-------- Available records
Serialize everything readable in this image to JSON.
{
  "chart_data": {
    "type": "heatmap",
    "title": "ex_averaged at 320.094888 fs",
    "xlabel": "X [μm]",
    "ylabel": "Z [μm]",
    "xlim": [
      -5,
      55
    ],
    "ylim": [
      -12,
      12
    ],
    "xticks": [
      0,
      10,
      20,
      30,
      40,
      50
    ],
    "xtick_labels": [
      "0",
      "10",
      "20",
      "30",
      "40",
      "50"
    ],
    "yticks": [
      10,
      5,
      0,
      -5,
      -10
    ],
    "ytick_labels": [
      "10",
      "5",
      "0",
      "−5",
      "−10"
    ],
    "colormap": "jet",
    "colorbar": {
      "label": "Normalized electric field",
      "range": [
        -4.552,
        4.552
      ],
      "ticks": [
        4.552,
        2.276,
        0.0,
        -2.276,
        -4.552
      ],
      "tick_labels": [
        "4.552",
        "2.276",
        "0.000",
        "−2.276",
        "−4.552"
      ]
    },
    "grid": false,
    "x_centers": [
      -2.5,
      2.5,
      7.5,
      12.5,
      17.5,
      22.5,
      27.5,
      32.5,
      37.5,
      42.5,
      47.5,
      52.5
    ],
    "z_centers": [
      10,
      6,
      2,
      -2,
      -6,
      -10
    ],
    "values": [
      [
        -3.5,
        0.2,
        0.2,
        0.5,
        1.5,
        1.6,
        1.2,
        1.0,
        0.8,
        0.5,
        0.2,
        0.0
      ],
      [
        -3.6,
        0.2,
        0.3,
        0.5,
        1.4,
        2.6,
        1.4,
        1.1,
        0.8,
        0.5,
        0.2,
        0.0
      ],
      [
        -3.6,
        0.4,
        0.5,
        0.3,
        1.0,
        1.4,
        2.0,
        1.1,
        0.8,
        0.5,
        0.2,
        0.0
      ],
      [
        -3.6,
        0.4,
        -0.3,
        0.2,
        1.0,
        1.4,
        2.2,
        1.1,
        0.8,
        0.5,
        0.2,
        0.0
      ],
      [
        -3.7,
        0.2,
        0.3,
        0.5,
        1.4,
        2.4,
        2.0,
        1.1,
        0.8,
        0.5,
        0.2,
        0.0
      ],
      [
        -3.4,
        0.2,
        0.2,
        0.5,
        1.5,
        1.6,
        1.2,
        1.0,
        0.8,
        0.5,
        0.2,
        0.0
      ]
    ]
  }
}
----------------
**Directions for this task**
Repeat the listing exactly, from its first line to its last.

**Solution to the exercise**
Serialize everything readable in this image to JSON.
{
  "chart_data": {
    "type": "heatmap",
    "title": "ex_averaged at 320.094888 fs",
    "xlabel": "X [μm]",
    "ylabel": "Z [μm]",
    "xlim": [
      -5,
      55
    ],
    "ylim": [
      -12,
      12
    ],
    "xticks": [
      0,
      10,
      20,
      30,
      40,
      50
    ],
    "xtick_labels": [
      "0",
      "10",
      "20",
      "30",
      "40",
      "50"
    ],
    "yticks": [
      10,
      5,
      0,
      -5,
      -10
    ],
    "ytick_labels": [
      "10",
      "5",
      "0",
      "−5",
      "−10"
    ],
    "colormap": "jet",
    "colorbar": {
      "label": "Normalized electric field",
      "range": [
        -4.552,
        4.552
      ],
      "ticks": [
        4.552,
        2.276,
        0.0,
        -2.276,
        -4.552
      ],
      "tick_labels": [
        "4.552",
        "2.276",
        "0.000",
        "−2.276",
        "−4.552"
      ]
    },
    "grid": false,
    "x_centers": [
      -2.5,
      2.5,
      7.5,
      12.5,
      17.5,
      22.5,
      27.5,
      32.5,
      37.5,
      42.5,
      47.5,
      52.5
    ],
    "z_centers": [
      10,
      6,
      2,
      -2,
      -6,
      -10
    ],
    "values": [
      [
        -3.5,
        0.2,
        0.2,
        0.5,
        1.5,
        1.6,
        1.2,
        1.0,
        0.8,
        0.5,
        0.2,
        0.0
      ],
      [
        -3.6,
        0.2,
        0.3,
        0.5,
        1.4,
        2.6,
        1.4,
        1.1,
        0.8,
        0.5,
        0.2,
        0.0
      ],
      [
        -3.6,
        0.4,
        0.5,
        0.3,
        1.0,
        1.4,
        2.0,
        1.1,
        0.8,
        0.5,
        0.2,
        0.0
      ],
      [
        -3.6,
        0.4,
        -0.3,
        0.2,
        1.0,
        1.4,
        2.2,
        1.1,
        0.8,
        0.5,
        0.2,
        0.0
      ],
      [
        -3.7,
        0.2,
        0.3,
        0.5,
        1.4,
        2.4,
        2.0,
        1.1,
        0.8,
        0.5,
        0.2,
        0.0
      ],
      [
        -3.4,
        0.2,
        0.2,
        0.5,
        1.5,
        1.6,
        1.2,
        1.0,
        0.8,
        0.5,
        0.2,
        0.0
      ]
    ]
  }
}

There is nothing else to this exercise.